PAGE EXCERPT:
※

# Greetings and Salutations



## TheRedAnt (Jan 1, 2007)

Hello everyone, 

Just wanted to introduce myself and tell you something about me.  My name is Brian and I am from Jamestown, NY.  I was told about this site by a close friend and find it very interesting and informative.  I am 43, a college professor in criminal justice, worked in law enforcement (Pinellas County Sheriff's Department--Florida), and enjoy the fighting arts.  I suppose this site got my attention for several reasons.  1.  I love the notion of supporting and encouraging "the real art of fighting."  2.  I am tired hearing about the "so called" Kuntaoists from the lineage of Willem Reeders, or his Chinese given name of Liu Seong and wanted to inform anyone interested in this great man's true students...of course coming from my perspective as being one of the lucky ones to have been trained by one of the handful of individuals from Reeder's Kuntao students.  I am one generation away from Master Reeders...My teacher was one of the original and only few trained in Kuntao in the Jamestown, NY area.  In fact, most of those making a living off Master Reeders forget to mention or give credit to my teacher and friend Ed "Tiny" Sealy.  I am not interested in the politics of who trained who, who was belted and what color, or who doesn't get along with who...all I ever wanted is to learn an effective way to defend myself...and I know I found it in my many years in kuntao from Tiny Sealy.  I look forward and welcome any comments or questions from those on this site.  My best for a healthy and safe new year.


----------



## Drac (Jan 2, 2007)

Greetings and Welcome to MT..Make yourself at home...


----------



## ArmorOfGod (Jan 2, 2007)

Hello & welcome!

AoG


----------



## MJS (Jan 2, 2007)

Welcome to Martial Talk!:ultracool 

Mike


----------



## stone_dragone (Jan 2, 2007)

Greetings and welcome to MT!


----------



## Ping898 (Jan 2, 2007)

Welcome to MT!  :wavey:


----------



## Arizona Angel (Jan 2, 2007)

Hi, Welcome to MT.


----------



## Kacey (Jan 2, 2007)

Welcome, and happy posting!  :wavey:


----------



## KempoGuy06 (Jan 2, 2007)

Hello and welcome

B


----------



## IcemanSK (Jan 2, 2007)

Welcome to MT, Brian. You bring a unique perspective to this forum. I look forward to your posts.


----------



## Brian R. VanCise (Jan 2, 2007)

Welcome to MartialTalk!


----------



## jdinca (Jan 2, 2007)

Welcome! You'll like it here.


----------



## Jade Tigress (Jan 2, 2007)

Welcome to Martial Talk ~ Enjoy!


----------



## German Coach (Jan 2, 2007)

Welcome !


----------



## SFC JeffJ (Jan 2, 2007)

Welcom to MT and enjoy!

Jeff


----------

※

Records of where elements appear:

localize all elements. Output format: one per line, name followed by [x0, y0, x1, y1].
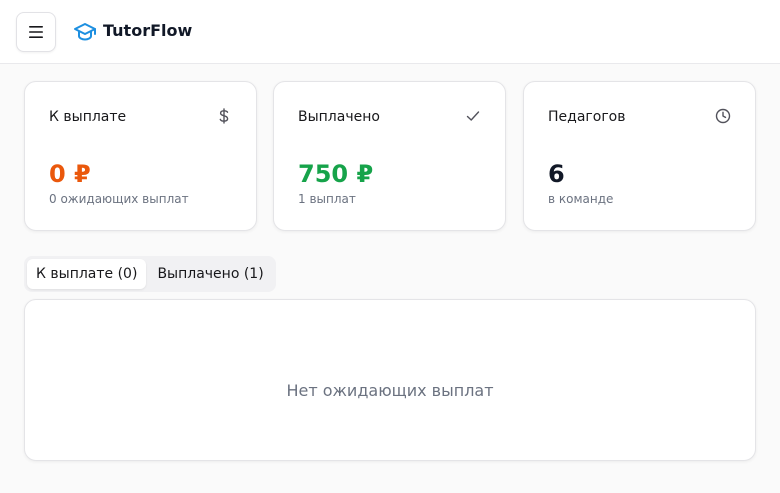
stat-subtext: в команде [548, 192, 614, 206]
tab-pending[interactable]: К выплате (0) [27, 259, 147, 289]
payouts-panel: Нет ожидающих выплат [24, 299, 756, 461]
brand-name: TutorFlow [103, 21, 193, 40]
stat-card-paid: Выплачено 750 ₽ 1 выплат [273, 81, 506, 231]
menu-button[interactable] [16, 12, 56, 52]
empty-state-message: Нет ожидающих выплат [286, 381, 494, 400]
hamburger-icon [29, 26, 43, 38]
stat-value: 6 [548, 160, 565, 188]
stat-value: 750 ₽ [298, 160, 374, 188]
stat-label: Выплачено [298, 109, 380, 125]
graduation-cap-icon [74, 23, 96, 41]
check-icon [466, 111, 480, 121]
stat-label: К выплате [49, 109, 127, 125]
stat-card-teachers: Педагогов 6 в команде [523, 81, 756, 231]
tab-paid[interactable]: Выплачено (1) [148, 259, 272, 289]
payout-tabs: К выплате (0) Выплачено (1) [24, 256, 276, 292]
clock-icon [715, 108, 731, 124]
top-bar: TutorFlow [0, 0, 780, 64]
dollar-icon [219, 108, 229, 124]
stat-subtext: 0 ожидающих выплат [49, 192, 189, 206]
stat-card-pending: К выплате 0 ₽ 0 ожидающих выплат [24, 81, 257, 231]
stat-label: Педагогов [548, 109, 626, 125]
stat-subtext: 1 выплат [298, 192, 356, 206]
stat-value: 0 ₽ [49, 160, 91, 188]
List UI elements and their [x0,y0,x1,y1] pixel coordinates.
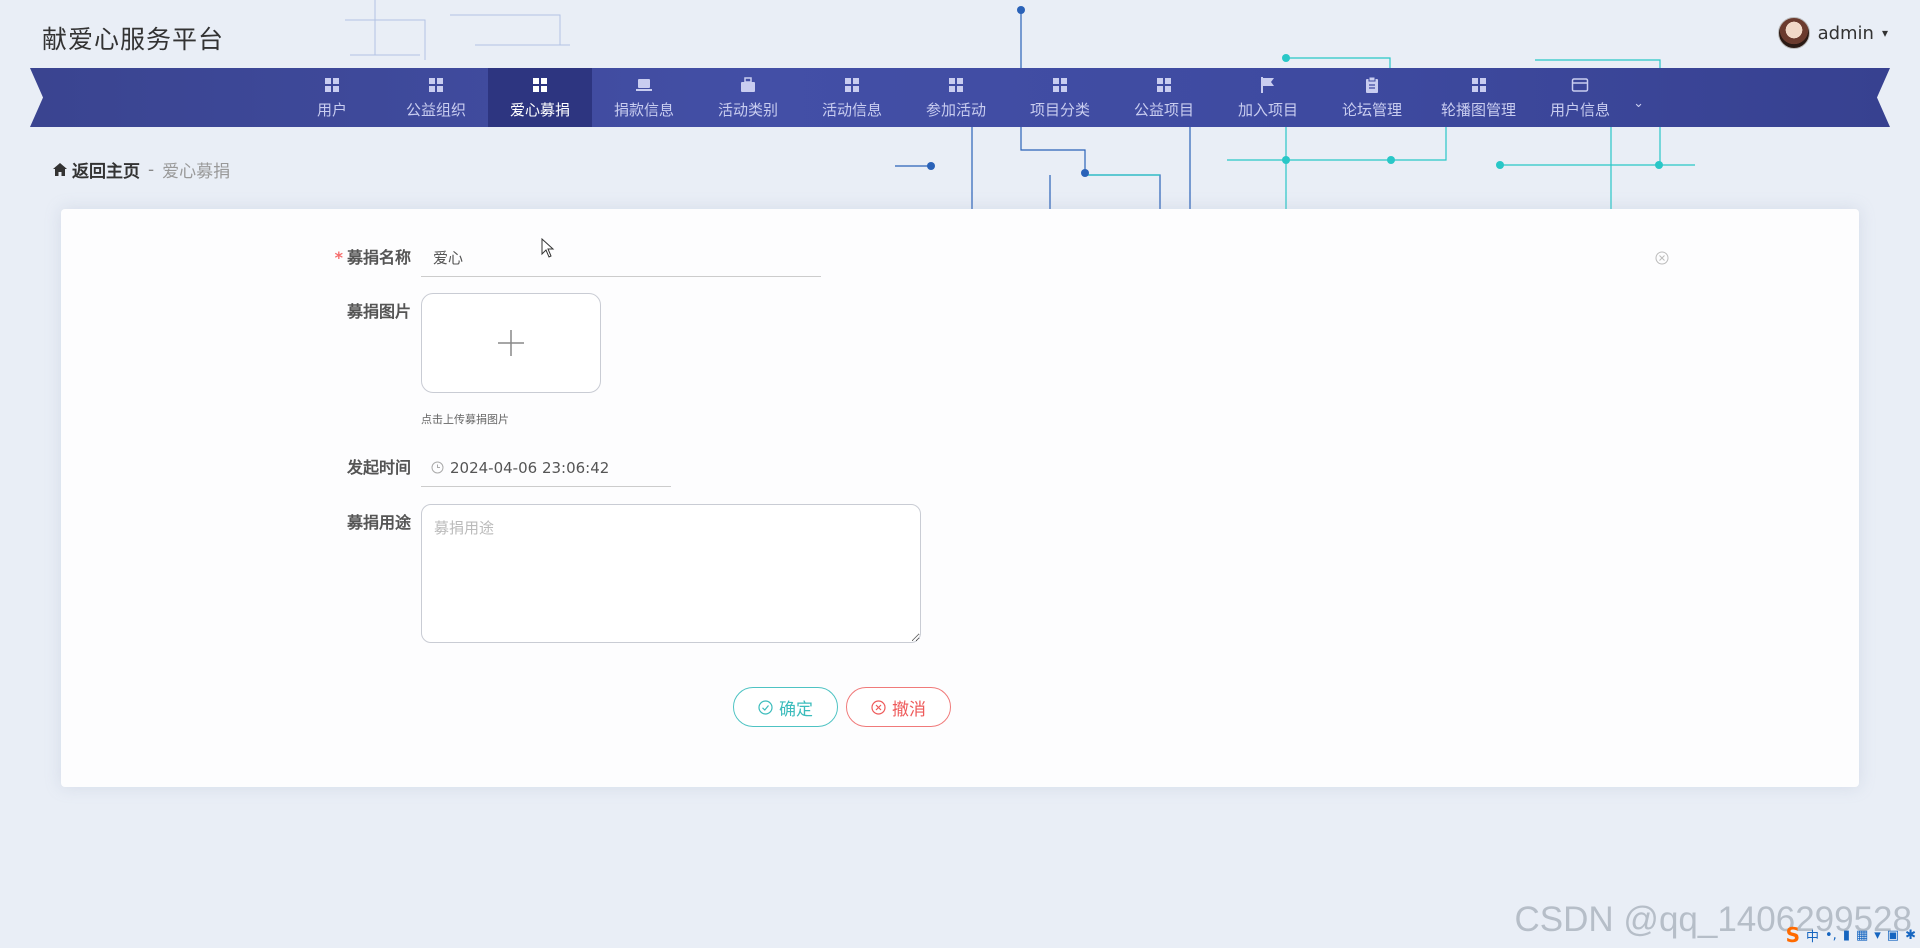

※

GIVEN INSTRUCTION 1:
Answer each question from the forum thread, one answer per line, marked like the questions.
(a) Which town and state does Brian say he is from?
(b) Who does Brian name as his teacher and friend?
(c) According to IcemanSK, what does Brian bring to the forum?
GIVEN INSTRUCTION 2:
In the entries, quote the lines from the one containing "stat-subtext: в команде [548, 192, 614, 206]" through the one containing "dollar-icon [219, 108, 229, 124]", both included.
The forum thread and the entries are unrelated material.

FULL RESPONSE 1:
(a) Jamestown, NY
(b) Ed "Tiny" Sealy
(c) A unique perspective

FULL RESPONSE 2:
stat-subtext: в команде [548, 192, 614, 206]
tab-pending[interactable]: К выплате (0) [27, 259, 147, 289]
payouts-panel: Нет ожидающих выплат [24, 299, 756, 461]
brand-name: TutorFlow [103, 21, 193, 40]
stat-card-paid: Выплачено 750 ₽ 1 выплат [273, 81, 506, 231]
menu-button[interactable] [16, 12, 56, 52]
empty-state-message: Нет ожидающих выплат [286, 381, 494, 400]
hamburger-icon [29, 26, 43, 38]
stat-value: 6 [548, 160, 565, 188]
stat-value: 750 ₽ [298, 160, 374, 188]
stat-label: Выплачено [298, 109, 380, 125]
graduation-cap-icon [74, 23, 96, 41]
check-icon [466, 111, 480, 121]
stat-label: К выплате [49, 109, 127, 125]
stat-card-teachers: Педагогов 6 в команде [523, 81, 756, 231]
tab-paid[interactable]: Выплачено (1) [148, 259, 272, 289]
payout-tabs: К выплате (0) Выплачено (1) [24, 256, 276, 292]
clock-icon [715, 108, 731, 124]
top-bar: TutorFlow [0, 0, 780, 64]
dollar-icon [219, 108, 229, 124]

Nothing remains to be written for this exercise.